Start of DATA PROVIDED

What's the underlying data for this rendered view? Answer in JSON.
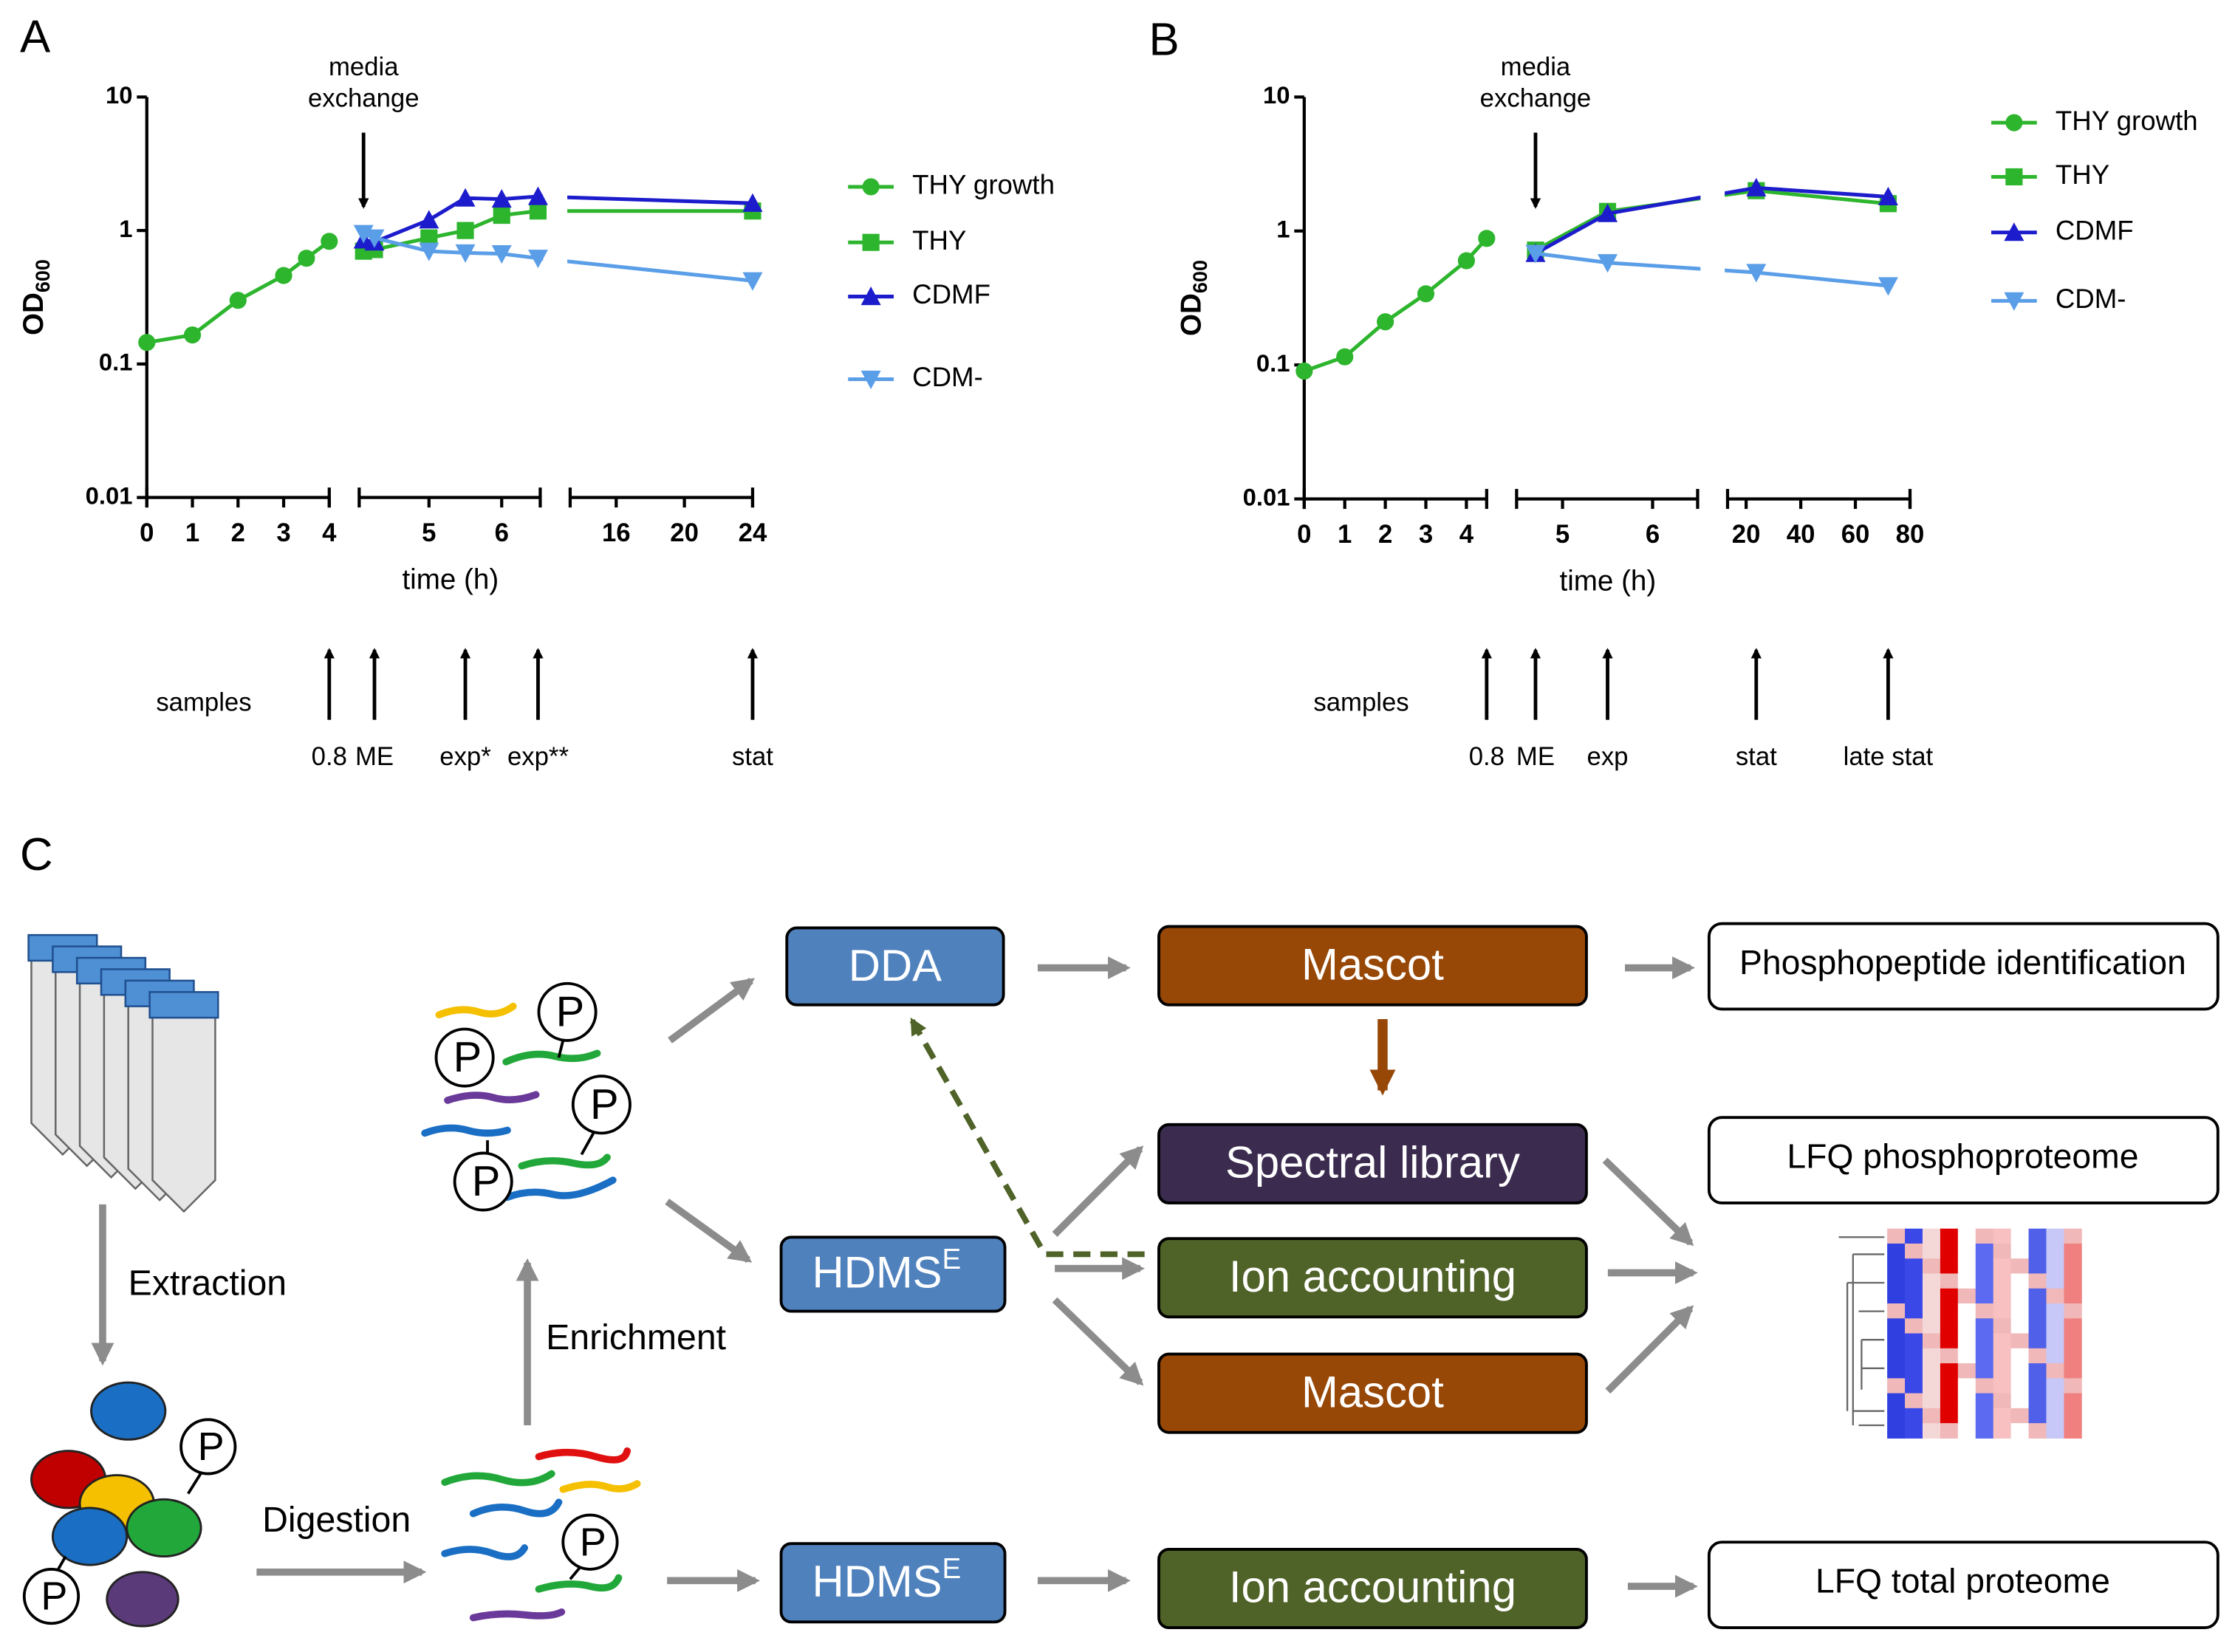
{
  "panel_labels": [
    "A",
    "B",
    "C"
  ],
  "chart_data": [
    {
      "type": "line",
      "yscale": "log",
      "xlabel": "time (h)",
      "ylabel": {
        "text": "OD",
        "subscript": "600"
      },
      "ylim": [
        0.01,
        10
      ],
      "yticks": [
        0.01,
        0.1,
        1,
        10
      ],
      "x_segments": [
        {
          "xlim": [
            0,
            4
          ],
          "xticks": [
            0,
            1,
            2,
            3,
            4
          ]
        },
        {
          "xlim": [
            4.04,
            6.53
          ],
          "xticks": [
            5,
            6
          ]
        },
        {
          "xlim": [
            13.3,
            24
          ],
          "xticks": [
            16,
            20,
            24
          ]
        }
      ],
      "series": [
        {
          "name": "THY growth",
          "color": "#2db52d",
          "marker": "circle",
          "x": [
            0,
            1,
            2,
            3,
            3.5,
            4
          ],
          "values": [
            0.145,
            0.165,
            0.3,
            0.46,
            0.62,
            0.83
          ]
        },
        {
          "name": "THY",
          "color": "#2db52d",
          "marker": "square",
          "x": [
            4.1,
            4.25,
            5,
            5.5,
            6,
            6.5,
            24
          ],
          "values": [
            0.7,
            0.72,
            0.88,
            1.0,
            1.3,
            1.4,
            1.4
          ]
        },
        {
          "name": "CDMF",
          "color": "#1c1ccc",
          "marker": "triangle",
          "x": [
            4.1,
            4.25,
            5,
            5.5,
            6,
            6.5,
            24
          ],
          "values": [
            0.85,
            0.82,
            1.2,
            1.75,
            1.72,
            1.8,
            1.6
          ]
        },
        {
          "name": "CDM-",
          "color": "#5b9ee8",
          "marker": "triangle-down",
          "x": [
            4.1,
            4.25,
            5,
            5.5,
            6,
            6.5,
            24
          ],
          "values": [
            0.95,
            0.88,
            0.7,
            0.68,
            0.67,
            0.62,
            0.42
          ]
        }
      ],
      "media_exchange": {
        "lines": [
          "media",
          "exchange"
        ],
        "x": 4.1
      },
      "samples": {
        "label": "samples",
        "points": [
          {
            "x": 4,
            "label": "0.8"
          },
          {
            "x": 4.25,
            "label": "ME"
          },
          {
            "x": 5.5,
            "label": "exp*"
          },
          {
            "x": 6.5,
            "label": "exp**"
          },
          {
            "x": 24,
            "label": "stat"
          }
        ]
      }
    },
    {
      "type": "line",
      "yscale": "log",
      "xlabel": "time (h)",
      "ylabel": {
        "text": "OD",
        "subscript": "600"
      },
      "ylim": [
        0.01,
        10
      ],
      "yticks": [
        0.01,
        0.1,
        1,
        10
      ],
      "x_segments": [
        {
          "xlim": [
            0,
            4.5
          ],
          "xticks": [
            0,
            1,
            2,
            3,
            4
          ]
        },
        {
          "xlim": [
            4.49,
            6.5
          ],
          "xticks": [
            5,
            6
          ]
        },
        {
          "xlim": [
            13.2,
            80
          ],
          "xticks": [
            20,
            40,
            60,
            80
          ]
        }
      ],
      "series": [
        {
          "name": "THY growth",
          "color": "#2db52d",
          "marker": "circle",
          "x": [
            0,
            1,
            2,
            3,
            4,
            4.5
          ],
          "values": [
            0.09,
            0.115,
            0.21,
            0.34,
            0.6,
            0.88
          ]
        },
        {
          "name": "THY",
          "color": "#2db52d",
          "marker": "square",
          "x": [
            4.7,
            5.5,
            23.7,
            72
          ],
          "values": [
            0.72,
            1.4,
            2.0,
            1.6
          ]
        },
        {
          "name": "CDMF",
          "color": "#1c1ccc",
          "marker": "triangle",
          "x": [
            4.7,
            5.5,
            23.7,
            72
          ],
          "values": [
            0.68,
            1.35,
            2.1,
            1.8
          ]
        },
        {
          "name": "CDM-",
          "color": "#5b9ee8",
          "marker": "triangle-down",
          "x": [
            4.7,
            5.5,
            23.7,
            72
          ],
          "values": [
            0.68,
            0.58,
            0.49,
            0.39
          ]
        }
      ],
      "media_exchange": {
        "lines": [
          "media",
          "exchange"
        ],
        "x": 4.7
      },
      "samples": {
        "label": "samples",
        "points": [
          {
            "x": 4.5,
            "label": "0.8"
          },
          {
            "x": 4.7,
            "label": "ME"
          },
          {
            "x": 5.5,
            "label": "exp"
          },
          {
            "x": 23.7,
            "label": "stat"
          },
          {
            "x": 72,
            "label": "late stat"
          }
        ]
      }
    }
  ],
  "diagram": {
    "steps": [
      "Extraction",
      "Digestion",
      "Enrichment"
    ],
    "acquisition": [
      "DDA",
      {
        "text": "HDMS",
        "sup": "E"
      },
      {
        "text": "HDMS",
        "sup": "E"
      }
    ],
    "processing": [
      "Mascot",
      "Spectral library",
      "Ion accounting",
      "Mascot",
      "Ion accounting"
    ],
    "outputs": [
      "Phosphopeptide identification",
      "LFQ phosphoproteome",
      "LFQ total proteome"
    ],
    "phospho_symbol": "P"
  }
}
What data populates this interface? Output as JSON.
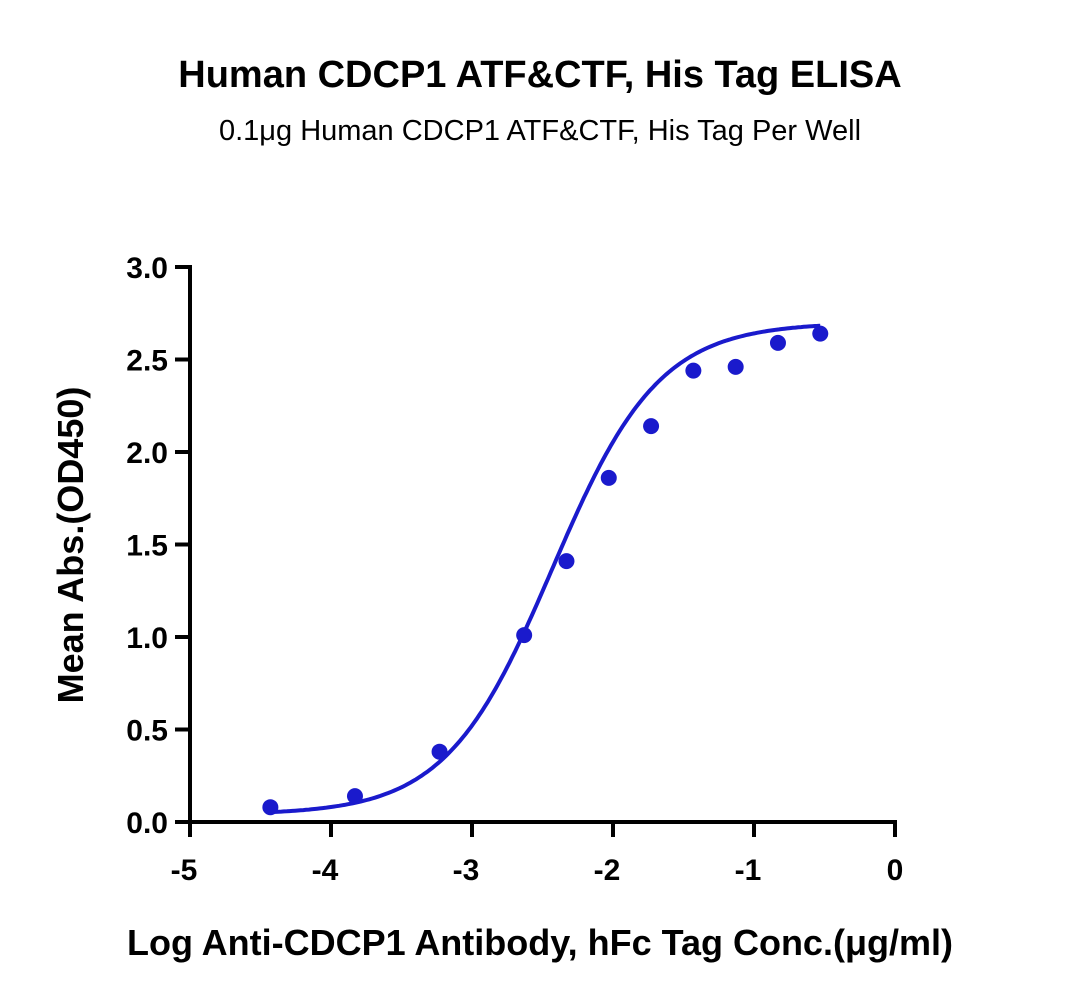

End of DATA PROVIDED

WHAT IS EXPECTED
Could the material above be given again exactly, pictures excluded?

ANSWER TO THIS EXERCISE
What's the underlying data for this rendered view? Answer in JSON.
{
  "panel_labels": [
    "A",
    "B",
    "C"
  ],
  "chart_data": [
    {
      "type": "line",
      "yscale": "log",
      "xlabel": "time (h)",
      "ylabel": {
        "text": "OD",
        "subscript": "600"
      },
      "ylim": [
        0.01,
        10
      ],
      "yticks": [
        0.01,
        0.1,
        1,
        10
      ],
      "x_segments": [
        {
          "xlim": [
            0,
            4
          ],
          "xticks": [
            0,
            1,
            2,
            3,
            4
          ]
        },
        {
          "xlim": [
            4.04,
            6.53
          ],
          "xticks": [
            5,
            6
          ]
        },
        {
          "xlim": [
            13.3,
            24
          ],
          "xticks": [
            16,
            20,
            24
          ]
        }
      ],
      "series": [
        {
          "name": "THY growth",
          "color": "#2db52d",
          "marker": "circle",
          "x": [
            0,
            1,
            2,
            3,
            3.5,
            4
          ],
          "values": [
            0.145,
            0.165,
            0.3,
            0.46,
            0.62,
            0.83
          ]
        },
        {
          "name": "THY",
          "color": "#2db52d",
          "marker": "square",
          "x": [
            4.1,
            4.25,
            5,
            5.5,
            6,
            6.5,
            24
          ],
          "values": [
            0.7,
            0.72,
            0.88,
            1.0,
            1.3,
            1.4,
            1.4
          ]
        },
        {
          "name": "CDMF",
          "color": "#1c1ccc",
          "marker": "triangle",
          "x": [
            4.1,
            4.25,
            5,
            5.5,
            6,
            6.5,
            24
          ],
          "values": [
            0.85,
            0.82,
            1.2,
            1.75,
            1.72,
            1.8,
            1.6
          ]
        },
        {
          "name": "CDM-",
          "color": "#5b9ee8",
          "marker": "triangle-down",
          "x": [
            4.1,
            4.25,
            5,
            5.5,
            6,
            6.5,
            24
          ],
          "values": [
            0.95,
            0.88,
            0.7,
            0.68,
            0.67,
            0.62,
            0.42
          ]
        }
      ],
      "media_exchange": {
        "lines": [
          "media",
          "exchange"
        ],
        "x": 4.1
      },
      "samples": {
        "label": "samples",
        "points": [
          {
            "x": 4,
            "label": "0.8"
          },
          {
            "x": 4.25,
            "label": "ME"
          },
          {
            "x": 5.5,
            "label": "exp*"
          },
          {
            "x": 6.5,
            "label": "exp**"
          },
          {
            "x": 24,
            "label": "stat"
          }
        ]
      }
    },
    {
      "type": "line",
      "yscale": "log",
      "xlabel": "time (h)",
      "ylabel": {
        "text": "OD",
        "subscript": "600"
      },
      "ylim": [
        0.01,
        10
      ],
      "yticks": [
        0.01,
        0.1,
        1,
        10
      ],
      "x_segments": [
        {
          "xlim": [
            0,
            4.5
          ],
          "xticks": [
            0,
            1,
            2,
            3,
            4
          ]
        },
        {
          "xlim": [
            4.49,
            6.5
          ],
          "xticks": [
            5,
            6
          ]
        },
        {
          "xlim": [
            13.2,
            80
          ],
          "xticks": [
            20,
            40,
            60,
            80
          ]
        }
      ],
      "series": [
        {
          "name": "THY growth",
          "color": "#2db52d",
          "marker": "circle",
          "x": [
            0,
            1,
            2,
            3,
            4,
            4.5
          ],
          "values": [
            0.09,
            0.115,
            0.21,
            0.34,
            0.6,
            0.88
          ]
        },
        {
          "name": "THY",
          "color": "#2db52d",
          "marker": "square",
          "x": [
            4.7,
            5.5,
            23.7,
            72
          ],
          "values": [
            0.72,
            1.4,
            2.0,
            1.6
          ]
        },
        {
          "name": "CDMF",
          "color": "#1c1ccc",
          "marker": "triangle",
          "x": [
            4.7,
            5.5,
            23.7,
            72
          ],
          "values": [
            0.68,
            1.35,
            2.1,
            1.8
          ]
        },
        {
          "name": "CDM-",
          "color": "#5b9ee8",
          "marker": "triangle-down",
          "x": [
            4.7,
            5.5,
            23.7,
            72
          ],
          "values": [
            0.68,
            0.58,
            0.49,
            0.39
          ]
        }
      ],
      "media_exchange": {
        "lines": [
          "media",
          "exchange"
        ],
        "x": 4.7
      },
      "samples": {
        "label": "samples",
        "points": [
          {
            "x": 4.5,
            "label": "0.8"
          },
          {
            "x": 4.7,
            "label": "ME"
          },
          {
            "x": 5.5,
            "label": "exp"
          },
          {
            "x": 23.7,
            "label": "stat"
          },
          {
            "x": 72,
            "label": "late stat"
          }
        ]
      }
    }
  ],
  "diagram": {
    "steps": [
      "Extraction",
      "Digestion",
      "Enrichment"
    ],
    "acquisition": [
      "DDA",
      {
        "text": "HDMS",
        "sup": "E"
      },
      {
        "text": "HDMS",
        "sup": "E"
      }
    ],
    "processing": [
      "Mascot",
      "Spectral library",
      "Ion accounting",
      "Mascot",
      "Ion accounting"
    ],
    "outputs": [
      "Phosphopeptide identification",
      "LFQ phosphoproteome",
      "LFQ total proteome"
    ],
    "phospho_symbol": "P"
  }
}
What data populates this interface? Output as JSON.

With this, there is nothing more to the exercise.